◆ **INSTRUCTIONS TO FOLLOW**: Could you write out the records below exactly as they appear, leaving out any pictures?

===== RECORD LIST

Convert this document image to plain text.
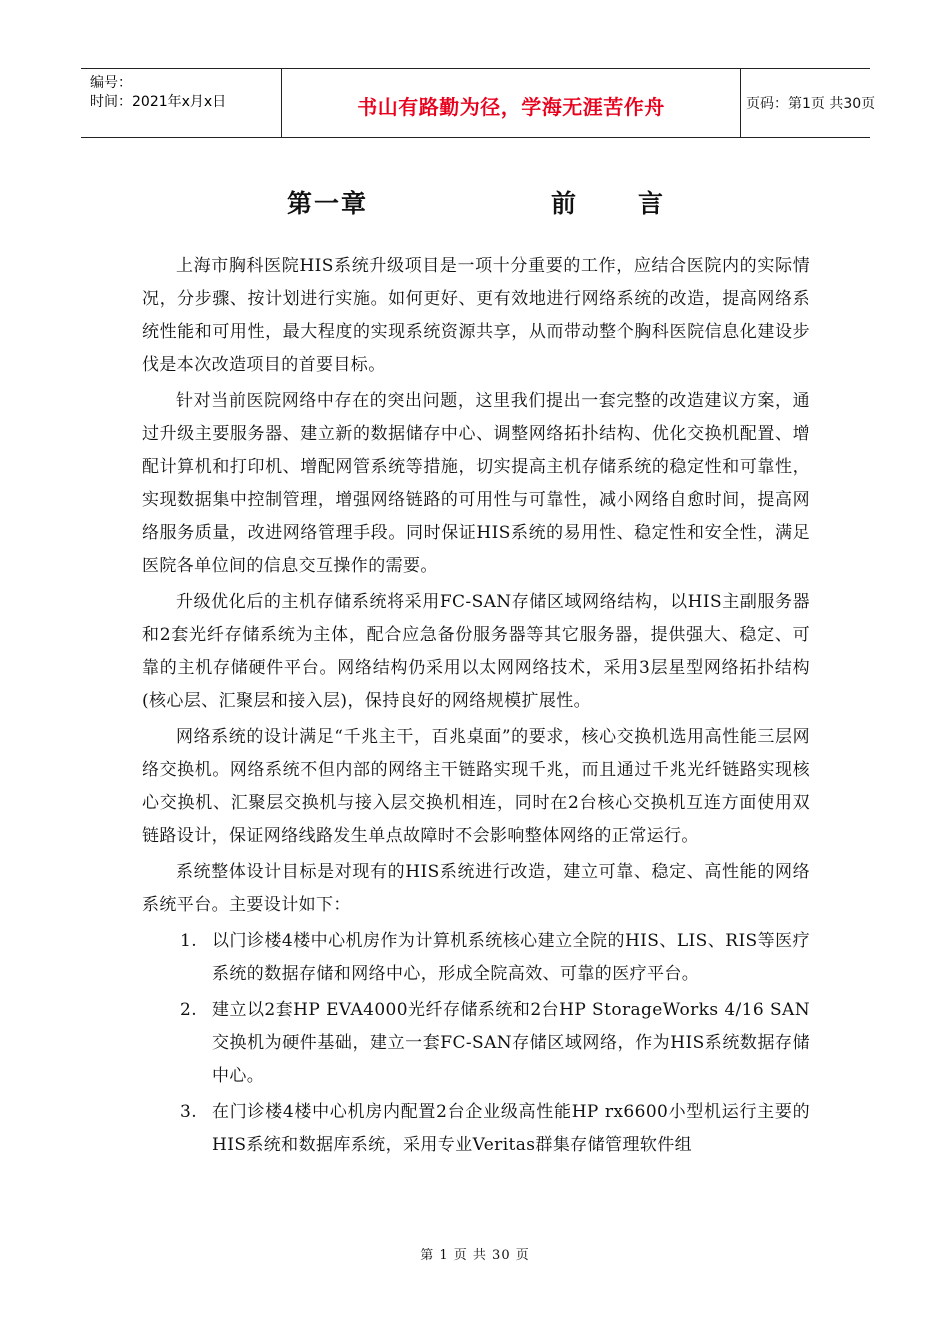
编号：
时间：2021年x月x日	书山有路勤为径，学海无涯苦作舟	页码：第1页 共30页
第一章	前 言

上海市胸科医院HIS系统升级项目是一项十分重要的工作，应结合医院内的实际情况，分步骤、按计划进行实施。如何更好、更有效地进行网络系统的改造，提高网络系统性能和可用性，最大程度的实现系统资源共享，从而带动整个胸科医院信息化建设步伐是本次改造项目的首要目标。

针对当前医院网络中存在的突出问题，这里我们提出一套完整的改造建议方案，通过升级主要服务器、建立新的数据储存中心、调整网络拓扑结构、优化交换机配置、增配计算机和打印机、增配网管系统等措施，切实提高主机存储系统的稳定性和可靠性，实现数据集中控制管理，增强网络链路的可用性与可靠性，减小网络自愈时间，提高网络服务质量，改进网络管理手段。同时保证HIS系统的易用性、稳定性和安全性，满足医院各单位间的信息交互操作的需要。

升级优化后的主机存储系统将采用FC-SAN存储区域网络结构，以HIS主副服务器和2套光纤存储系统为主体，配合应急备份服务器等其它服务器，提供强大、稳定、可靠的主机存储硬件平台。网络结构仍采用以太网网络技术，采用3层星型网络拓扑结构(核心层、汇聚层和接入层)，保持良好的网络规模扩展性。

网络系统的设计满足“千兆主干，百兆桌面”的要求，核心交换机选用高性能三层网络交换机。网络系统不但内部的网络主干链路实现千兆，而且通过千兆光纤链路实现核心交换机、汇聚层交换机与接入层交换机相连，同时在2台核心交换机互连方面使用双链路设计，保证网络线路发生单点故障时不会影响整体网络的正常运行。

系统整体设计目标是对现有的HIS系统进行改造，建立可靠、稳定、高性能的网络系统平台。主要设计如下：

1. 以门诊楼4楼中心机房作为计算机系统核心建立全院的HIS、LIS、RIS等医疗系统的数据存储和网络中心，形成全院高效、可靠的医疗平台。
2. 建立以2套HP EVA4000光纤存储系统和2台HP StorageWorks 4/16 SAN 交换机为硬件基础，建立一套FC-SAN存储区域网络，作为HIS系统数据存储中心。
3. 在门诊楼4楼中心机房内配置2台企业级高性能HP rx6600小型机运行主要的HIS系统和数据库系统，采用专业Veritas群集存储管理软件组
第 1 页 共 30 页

==========

◆ **SOLUTION TO THIS TASK**:
Convert this document image to plain text.
编号：
时间：2021年x月x日	书山有路勤为径，学海无涯苦作舟	页码：第1页 共30页
第一章	前 言

上海市胸科医院HIS系统升级项目是一项十分重要的工作，应结合医院内的实际情况，分步骤、按计划进行实施。如何更好、更有效地进行网络系统的改造，提高网络系统性能和可用性，最大程度的实现系统资源共享，从而带动整个胸科医院信息化建设步伐是本次改造项目的首要目标。

针对当前医院网络中存在的突出问题，这里我们提出一套完整的改造建议方案，通过升级主要服务器、建立新的数据储存中心、调整网络拓扑结构、优化交换机配置、增配计算机和打印机、增配网管系统等措施，切实提高主机存储系统的稳定性和可靠性，实现数据集中控制管理，增强网络链路的可用性与可靠性，减小网络自愈时间，提高网络服务质量，改进网络管理手段。同时保证HIS系统的易用性、稳定性和安全性，满足医院各单位间的信息交互操作的需要。

升级优化后的主机存储系统将采用FC-SAN存储区域网络结构，以HIS主副服务器和2套光纤存储系统为主体，配合应急备份服务器等其它服务器，提供强大、稳定、可靠的主机存储硬件平台。网络结构仍采用以太网网络技术，采用3层星型网络拓扑结构(核心层、汇聚层和接入层)，保持良好的网络规模扩展性。

网络系统的设计满足“千兆主干，百兆桌面”的要求，核心交换机选用高性能三层网络交换机。网络系统不但内部的网络主干链路实现千兆，而且通过千兆光纤链路实现核心交换机、汇聚层交换机与接入层交换机相连，同时在2台核心交换机互连方面使用双链路设计，保证网络线路发生单点故障时不会影响整体网络的正常运行。

系统整体设计目标是对现有的HIS系统进行改造，建立可靠、稳定、高性能的网络系统平台。主要设计如下：

1. 以门诊楼4楼中心机房作为计算机系统核心建立全院的HIS、LIS、RIS等医疗系统的数据存储和网络中心，形成全院高效、可靠的医疗平台。
2. 建立以2套HP EVA4000光纤存储系统和2台HP StorageWorks 4/16 SAN 交换机为硬件基础，建立一套FC-SAN存储区域网络，作为HIS系统数据存储中心。
3. 在门诊楼4楼中心机房内配置2台企业级高性能HP rx6600小型机运行主要的HIS系统和数据库系统，采用专业Veritas群集存储管理软件组
第 1 页 共 30 页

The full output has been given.